_Instruction_
Select the lines that contain "typically" and copy each of them.

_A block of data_

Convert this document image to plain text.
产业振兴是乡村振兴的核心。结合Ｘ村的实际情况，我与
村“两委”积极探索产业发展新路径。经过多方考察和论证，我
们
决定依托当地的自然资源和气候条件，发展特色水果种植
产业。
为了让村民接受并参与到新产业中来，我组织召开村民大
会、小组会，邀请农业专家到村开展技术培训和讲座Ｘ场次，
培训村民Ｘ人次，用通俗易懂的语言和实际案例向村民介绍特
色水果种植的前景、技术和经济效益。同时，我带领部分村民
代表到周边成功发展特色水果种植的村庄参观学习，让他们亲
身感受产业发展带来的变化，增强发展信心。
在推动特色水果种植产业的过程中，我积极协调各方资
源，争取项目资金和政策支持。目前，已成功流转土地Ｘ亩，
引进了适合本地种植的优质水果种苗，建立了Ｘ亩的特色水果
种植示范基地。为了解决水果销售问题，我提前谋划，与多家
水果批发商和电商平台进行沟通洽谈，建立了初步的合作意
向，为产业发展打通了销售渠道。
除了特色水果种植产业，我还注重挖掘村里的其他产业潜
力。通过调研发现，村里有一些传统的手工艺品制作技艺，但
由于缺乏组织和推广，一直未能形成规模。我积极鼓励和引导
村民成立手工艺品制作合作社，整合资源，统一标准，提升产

==

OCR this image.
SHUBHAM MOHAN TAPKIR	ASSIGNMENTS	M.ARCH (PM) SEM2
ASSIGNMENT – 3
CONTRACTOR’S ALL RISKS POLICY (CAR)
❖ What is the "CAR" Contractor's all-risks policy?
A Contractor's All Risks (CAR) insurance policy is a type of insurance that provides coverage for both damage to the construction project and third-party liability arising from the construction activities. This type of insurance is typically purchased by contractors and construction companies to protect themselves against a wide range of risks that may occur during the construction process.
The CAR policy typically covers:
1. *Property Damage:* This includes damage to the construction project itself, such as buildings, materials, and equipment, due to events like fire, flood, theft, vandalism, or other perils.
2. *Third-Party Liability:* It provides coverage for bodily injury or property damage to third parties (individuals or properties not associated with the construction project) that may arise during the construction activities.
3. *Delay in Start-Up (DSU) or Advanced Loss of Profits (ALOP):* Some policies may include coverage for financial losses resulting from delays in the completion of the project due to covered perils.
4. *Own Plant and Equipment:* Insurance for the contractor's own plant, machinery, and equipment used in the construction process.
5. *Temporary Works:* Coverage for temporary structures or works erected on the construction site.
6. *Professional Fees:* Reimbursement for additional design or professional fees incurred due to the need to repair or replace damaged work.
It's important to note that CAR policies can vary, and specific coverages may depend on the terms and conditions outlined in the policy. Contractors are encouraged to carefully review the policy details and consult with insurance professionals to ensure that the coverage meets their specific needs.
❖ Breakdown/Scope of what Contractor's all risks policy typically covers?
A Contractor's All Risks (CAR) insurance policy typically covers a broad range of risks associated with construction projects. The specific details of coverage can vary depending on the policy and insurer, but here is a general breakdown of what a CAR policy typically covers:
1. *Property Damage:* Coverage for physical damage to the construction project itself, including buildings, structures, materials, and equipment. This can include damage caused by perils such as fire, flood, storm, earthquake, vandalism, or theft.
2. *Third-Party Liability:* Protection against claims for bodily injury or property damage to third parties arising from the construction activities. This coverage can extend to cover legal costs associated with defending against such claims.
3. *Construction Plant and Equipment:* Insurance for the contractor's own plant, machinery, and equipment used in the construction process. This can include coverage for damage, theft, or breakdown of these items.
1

_Solution for this task_
A Contractor's All Risks (CAR) insurance policy is a type of insurance that provides coverage for both damage to the construction project and third-party liability arising from the construction activities. This type of insurance is typically purchased by contractors and construction companies to protect themselves against a wide range of risks that may occur during the construction process.
The CAR policy typically covers:
❖ Breakdown/Scope of what Contractor's all risks policy typically covers?
A Contractor's All Risks (CAR) insurance policy typically covers a broad range of risks associated with construction projects. The specific details of coverage can vary depending on the policy and insurer, but here is a general breakdown of what a CAR policy typically covers:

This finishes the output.